(Stored data)
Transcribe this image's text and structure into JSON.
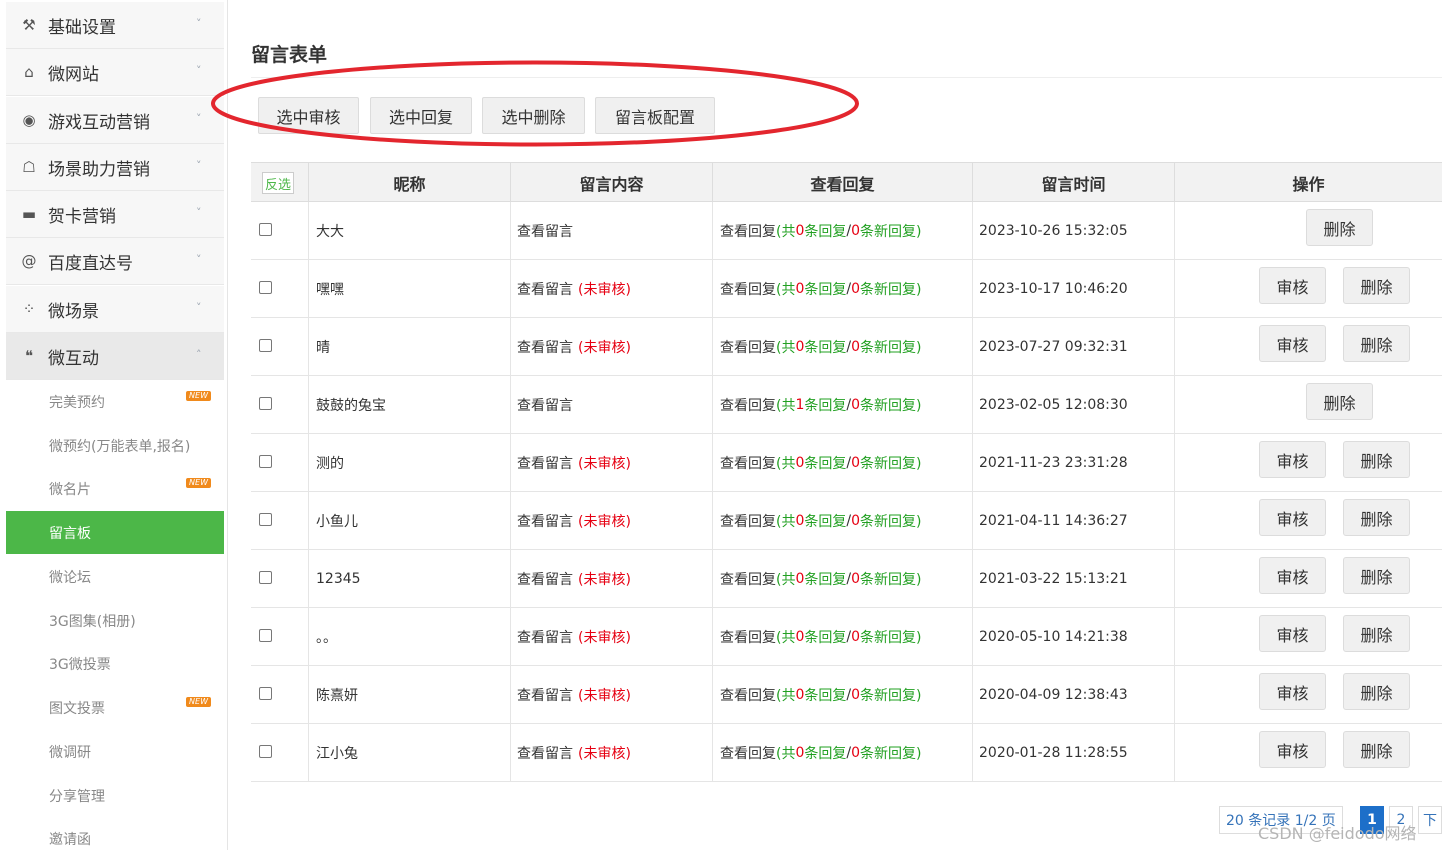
{
  "sidebar": {
    "menus": [
      {
        "label": "基础设置",
        "icon": "tools-icon"
      },
      {
        "label": "微网站",
        "icon": "home-icon"
      },
      {
        "label": "游戏互动营销",
        "icon": "gamepad-icon"
      },
      {
        "label": "场景助力营销",
        "icon": "bank-icon"
      },
      {
        "label": "贺卡营销",
        "icon": "card-icon"
      },
      {
        "label": "百度直达号",
        "icon": "at-icon"
      },
      {
        "label": "微场景",
        "icon": "dots-icon"
      },
      {
        "label": "微互动",
        "icon": "chat-icon"
      }
    ],
    "sub_items": [
      {
        "label": "完美预约",
        "badge": "NEW"
      },
      {
        "label": "微预约(万能表单,报名)",
        "badge": ""
      },
      {
        "label": "微名片",
        "badge": "NEW"
      },
      {
        "label": "留言板",
        "badge": ""
      },
      {
        "label": "微论坛",
        "badge": ""
      },
      {
        "label": "3G图集(相册)",
        "badge": ""
      },
      {
        "label": "3G微投票",
        "badge": ""
      },
      {
        "label": "图文投票",
        "badge": "NEW"
      },
      {
        "label": "微调研",
        "badge": ""
      },
      {
        "label": "分享管理",
        "badge": ""
      },
      {
        "label": "邀请函",
        "badge": ""
      }
    ],
    "active_sub": "留言板"
  },
  "page": {
    "title": "留言表单"
  },
  "toolbar": {
    "buttons": [
      "选中审核",
      "选中回复",
      "选中删除",
      "留言板配置"
    ]
  },
  "table": {
    "invert_label": "反选",
    "headers": [
      "昵称",
      "留言内容",
      "查看回复",
      "留言时间",
      "操作"
    ],
    "view_message": "查看留言",
    "unreviewed": "(未审核)",
    "view_reply": "查看回复",
    "approve_label": "审核",
    "delete_label": "删除",
    "rows": [
      {
        "nickname": "大大",
        "unreviewed": false,
        "reply_total": "0",
        "reply_new": "0",
        "time": "2023-10-26 15:32:05"
      },
      {
        "nickname": "嘿嘿",
        "unreviewed": true,
        "reply_total": "0",
        "reply_new": "0",
        "time": "2023-10-17 10:46:20"
      },
      {
        "nickname": "晴",
        "unreviewed": true,
        "reply_total": "0",
        "reply_new": "0",
        "time": "2023-07-27 09:32:31"
      },
      {
        "nickname": "鼓鼓的兔宝",
        "unreviewed": false,
        "reply_total": "1",
        "reply_new": "0",
        "time": "2023-02-05 12:08:30"
      },
      {
        "nickname": "测的",
        "unreviewed": true,
        "reply_total": "0",
        "reply_new": "0",
        "time": "2021-11-23 23:31:28"
      },
      {
        "nickname": "小鱼儿",
        "unreviewed": true,
        "reply_total": "0",
        "reply_new": "0",
        "time": "2021-04-11 14:36:27"
      },
      {
        "nickname": "12345",
        "unreviewed": true,
        "reply_total": "0",
        "reply_new": "0",
        "time": "2021-03-22 15:13:21"
      },
      {
        "nickname": "。。",
        "unreviewed": true,
        "reply_total": "0",
        "reply_new": "0",
        "time": "2020-05-10 14:21:38"
      },
      {
        "nickname": "陈熹妍",
        "unreviewed": true,
        "reply_total": "0",
        "reply_new": "0",
        "time": "2020-04-09 12:38:43"
      },
      {
        "nickname": "江小兔",
        "unreviewed": true,
        "reply_total": "0",
        "reply_new": "0",
        "time": "2020-01-28 11:28:55"
      }
    ]
  },
  "pagination": {
    "info": "20 条记录 1/2 页",
    "pages": [
      "1",
      "2"
    ],
    "next": "下",
    "current": "1"
  },
  "watermark": "CSDN @feidodo网络",
  "colors": {
    "accent_green": "#4cb748",
    "annotation_red": "#e3262e",
    "warn_red": "#e60012",
    "count_green": "#22a022"
  }
}
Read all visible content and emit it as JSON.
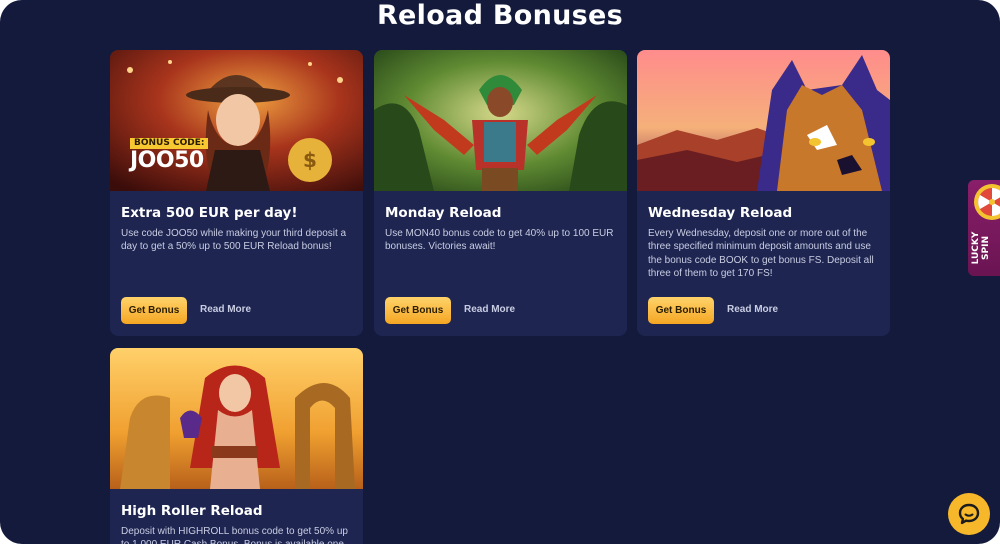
{
  "page": {
    "title": "Reload Bonuses"
  },
  "cards": [
    {
      "title": "Extra 500 EUR per day!",
      "description": "Use code JOO50 while making your third deposit a day to get a 50% up to 500 EUR Reload bonus!",
      "image_badge_label": "BONUS CODE:",
      "image_badge_code": "JOO50",
      "button_label": "Get Bonus",
      "link_label": "Read More"
    },
    {
      "title": "Monday Reload",
      "description": "Use MON40 bonus code to get 40% up to 100 EUR bonuses. Victories await!",
      "button_label": "Get Bonus",
      "link_label": "Read More"
    },
    {
      "title": "Wednesday Reload",
      "description": "Every Wednesday, deposit one or more out of the three specified minimum deposit amounts and use the bonus code BOOK to get bonus FS. Deposit all three of them to get 170 FS!",
      "button_label": "Get Bonus",
      "link_label": "Read More"
    },
    {
      "title": "High Roller Reload",
      "description": "Deposit with HIGHROLL bonus code to get 50% up to 1 000 EUR Cash Bonus. Bonus is available one time in"
    }
  ],
  "side_widget": {
    "label_line1": "LUCKY",
    "label_line2": "SPIN"
  },
  "colors": {
    "background": "#131a3b",
    "card": "#1d2550",
    "button": "#f5a623",
    "chat": "#f6b72a"
  },
  "icons": {
    "chat": "chat-bubble-icon",
    "wheel": "fortune-wheel-icon"
  }
}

* Given problem: Determine how many lines of this listing contain "chat", and give only the number.

* Full solution: 3